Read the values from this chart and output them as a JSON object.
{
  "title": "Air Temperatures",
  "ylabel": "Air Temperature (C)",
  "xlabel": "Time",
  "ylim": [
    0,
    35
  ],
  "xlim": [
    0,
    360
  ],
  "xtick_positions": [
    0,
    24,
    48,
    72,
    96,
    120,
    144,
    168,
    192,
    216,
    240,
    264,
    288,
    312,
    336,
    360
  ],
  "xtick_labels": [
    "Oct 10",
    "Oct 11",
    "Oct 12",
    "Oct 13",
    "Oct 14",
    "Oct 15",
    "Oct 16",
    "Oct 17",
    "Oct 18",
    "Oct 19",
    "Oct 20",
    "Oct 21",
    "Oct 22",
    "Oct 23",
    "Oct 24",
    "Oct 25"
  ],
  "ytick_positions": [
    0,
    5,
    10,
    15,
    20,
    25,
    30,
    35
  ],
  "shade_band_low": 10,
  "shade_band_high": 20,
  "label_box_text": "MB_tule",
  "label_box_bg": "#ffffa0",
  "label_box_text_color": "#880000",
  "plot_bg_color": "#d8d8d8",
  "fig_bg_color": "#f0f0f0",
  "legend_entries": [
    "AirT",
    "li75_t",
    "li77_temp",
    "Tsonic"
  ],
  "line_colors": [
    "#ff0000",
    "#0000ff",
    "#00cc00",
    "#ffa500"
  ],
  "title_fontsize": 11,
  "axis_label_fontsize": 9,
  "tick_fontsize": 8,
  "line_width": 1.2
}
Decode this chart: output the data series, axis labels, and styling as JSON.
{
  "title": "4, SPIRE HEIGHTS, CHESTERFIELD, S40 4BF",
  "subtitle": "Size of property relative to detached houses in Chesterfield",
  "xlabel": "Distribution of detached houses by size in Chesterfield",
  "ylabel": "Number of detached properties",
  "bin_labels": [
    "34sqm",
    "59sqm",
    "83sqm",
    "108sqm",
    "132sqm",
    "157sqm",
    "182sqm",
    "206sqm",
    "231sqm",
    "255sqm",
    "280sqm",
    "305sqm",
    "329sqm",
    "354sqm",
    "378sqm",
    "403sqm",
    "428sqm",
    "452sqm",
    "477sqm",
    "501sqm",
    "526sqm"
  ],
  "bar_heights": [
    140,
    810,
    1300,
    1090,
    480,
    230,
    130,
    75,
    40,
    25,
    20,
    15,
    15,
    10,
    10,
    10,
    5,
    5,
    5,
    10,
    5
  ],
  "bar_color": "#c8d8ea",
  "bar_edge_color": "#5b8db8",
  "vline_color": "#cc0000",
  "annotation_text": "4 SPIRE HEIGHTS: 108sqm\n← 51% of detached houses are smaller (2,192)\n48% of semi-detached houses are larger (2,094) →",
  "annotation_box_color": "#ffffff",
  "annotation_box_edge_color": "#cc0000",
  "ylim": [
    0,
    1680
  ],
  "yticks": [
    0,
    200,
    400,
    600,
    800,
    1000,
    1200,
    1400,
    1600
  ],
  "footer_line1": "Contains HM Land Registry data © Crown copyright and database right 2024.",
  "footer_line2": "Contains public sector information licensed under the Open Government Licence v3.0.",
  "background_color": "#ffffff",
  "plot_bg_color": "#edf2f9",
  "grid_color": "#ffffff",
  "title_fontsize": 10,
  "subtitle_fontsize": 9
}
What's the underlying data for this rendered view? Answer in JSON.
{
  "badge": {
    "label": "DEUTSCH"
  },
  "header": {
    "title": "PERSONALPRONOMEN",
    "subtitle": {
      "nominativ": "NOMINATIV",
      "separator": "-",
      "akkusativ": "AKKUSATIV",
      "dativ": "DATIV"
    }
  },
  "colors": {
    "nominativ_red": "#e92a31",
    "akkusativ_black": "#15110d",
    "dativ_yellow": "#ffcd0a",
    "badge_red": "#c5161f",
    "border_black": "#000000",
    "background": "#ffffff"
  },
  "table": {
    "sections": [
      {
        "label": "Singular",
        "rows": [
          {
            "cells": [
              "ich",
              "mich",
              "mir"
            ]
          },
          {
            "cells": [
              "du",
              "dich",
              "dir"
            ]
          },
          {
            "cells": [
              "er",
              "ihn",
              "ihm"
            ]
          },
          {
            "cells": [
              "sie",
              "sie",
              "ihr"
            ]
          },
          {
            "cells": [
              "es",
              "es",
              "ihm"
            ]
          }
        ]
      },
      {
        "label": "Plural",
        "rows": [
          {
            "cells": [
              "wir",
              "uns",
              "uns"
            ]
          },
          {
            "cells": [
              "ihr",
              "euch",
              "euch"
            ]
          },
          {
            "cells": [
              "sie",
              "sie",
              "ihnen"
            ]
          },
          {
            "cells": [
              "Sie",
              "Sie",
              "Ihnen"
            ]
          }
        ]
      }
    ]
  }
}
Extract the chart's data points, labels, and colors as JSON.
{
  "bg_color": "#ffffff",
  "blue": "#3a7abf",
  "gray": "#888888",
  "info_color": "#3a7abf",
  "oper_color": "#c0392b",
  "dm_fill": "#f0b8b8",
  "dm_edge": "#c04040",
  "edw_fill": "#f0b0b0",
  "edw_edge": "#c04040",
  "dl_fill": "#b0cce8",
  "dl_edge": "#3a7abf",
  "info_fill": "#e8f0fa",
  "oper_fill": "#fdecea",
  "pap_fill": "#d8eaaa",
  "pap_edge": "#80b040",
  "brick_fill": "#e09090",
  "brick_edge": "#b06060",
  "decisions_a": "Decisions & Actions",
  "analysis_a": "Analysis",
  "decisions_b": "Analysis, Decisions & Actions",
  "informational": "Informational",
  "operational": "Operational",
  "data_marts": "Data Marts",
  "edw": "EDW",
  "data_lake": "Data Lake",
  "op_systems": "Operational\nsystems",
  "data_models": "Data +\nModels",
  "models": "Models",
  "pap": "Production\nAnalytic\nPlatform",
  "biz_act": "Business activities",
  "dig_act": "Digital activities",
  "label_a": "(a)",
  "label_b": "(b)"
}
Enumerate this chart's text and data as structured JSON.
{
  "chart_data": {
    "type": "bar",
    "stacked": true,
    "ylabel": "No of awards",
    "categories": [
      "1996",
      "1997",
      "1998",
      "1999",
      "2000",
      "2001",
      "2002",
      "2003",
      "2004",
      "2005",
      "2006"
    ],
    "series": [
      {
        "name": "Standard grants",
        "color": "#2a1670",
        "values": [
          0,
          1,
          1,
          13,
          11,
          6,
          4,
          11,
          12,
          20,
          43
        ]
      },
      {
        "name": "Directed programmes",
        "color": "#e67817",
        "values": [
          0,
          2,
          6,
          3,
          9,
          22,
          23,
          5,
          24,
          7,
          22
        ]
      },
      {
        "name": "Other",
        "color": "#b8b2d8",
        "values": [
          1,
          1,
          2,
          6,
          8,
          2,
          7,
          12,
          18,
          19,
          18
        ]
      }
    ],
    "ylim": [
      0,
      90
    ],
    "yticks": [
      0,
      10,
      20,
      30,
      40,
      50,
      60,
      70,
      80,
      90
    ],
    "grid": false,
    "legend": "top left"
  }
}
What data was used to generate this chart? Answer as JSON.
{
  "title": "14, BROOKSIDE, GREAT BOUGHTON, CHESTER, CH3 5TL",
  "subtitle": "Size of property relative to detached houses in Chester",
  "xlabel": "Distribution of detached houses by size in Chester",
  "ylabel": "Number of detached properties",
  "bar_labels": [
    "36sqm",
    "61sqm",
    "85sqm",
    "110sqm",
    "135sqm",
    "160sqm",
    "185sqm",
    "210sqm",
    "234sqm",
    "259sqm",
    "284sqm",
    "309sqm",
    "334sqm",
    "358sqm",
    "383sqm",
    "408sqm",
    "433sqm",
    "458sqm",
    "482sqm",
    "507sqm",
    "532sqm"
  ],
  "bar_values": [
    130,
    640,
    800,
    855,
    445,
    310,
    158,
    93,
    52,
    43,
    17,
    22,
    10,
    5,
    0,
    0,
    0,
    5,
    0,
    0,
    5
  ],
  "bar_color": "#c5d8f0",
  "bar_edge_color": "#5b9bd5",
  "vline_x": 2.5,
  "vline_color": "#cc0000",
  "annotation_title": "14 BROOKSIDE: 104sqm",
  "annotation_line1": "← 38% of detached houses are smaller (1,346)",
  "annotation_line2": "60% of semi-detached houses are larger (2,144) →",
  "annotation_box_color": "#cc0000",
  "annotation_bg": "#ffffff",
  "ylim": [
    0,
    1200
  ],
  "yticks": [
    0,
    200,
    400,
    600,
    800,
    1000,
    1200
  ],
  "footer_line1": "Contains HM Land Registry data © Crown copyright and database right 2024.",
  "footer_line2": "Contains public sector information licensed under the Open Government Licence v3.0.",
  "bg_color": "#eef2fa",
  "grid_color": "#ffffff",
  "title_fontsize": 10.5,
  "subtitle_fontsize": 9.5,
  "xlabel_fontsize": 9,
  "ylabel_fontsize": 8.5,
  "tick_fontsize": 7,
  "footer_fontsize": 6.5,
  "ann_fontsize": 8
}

━━━━━━━━━━

What is required:
Take every line from the records above that has the word "this" and copy it.

Response to the exercise:
Read the values from this chart and output them as a JSON object.
Decode this chart: output the data series, axis labels, and styling as JSON.
What's the underlying data for this rendered view? Answer in JSON.
Enumerate this chart's text and data as structured JSON.
What data was used to generate this chart? Answer as JSON.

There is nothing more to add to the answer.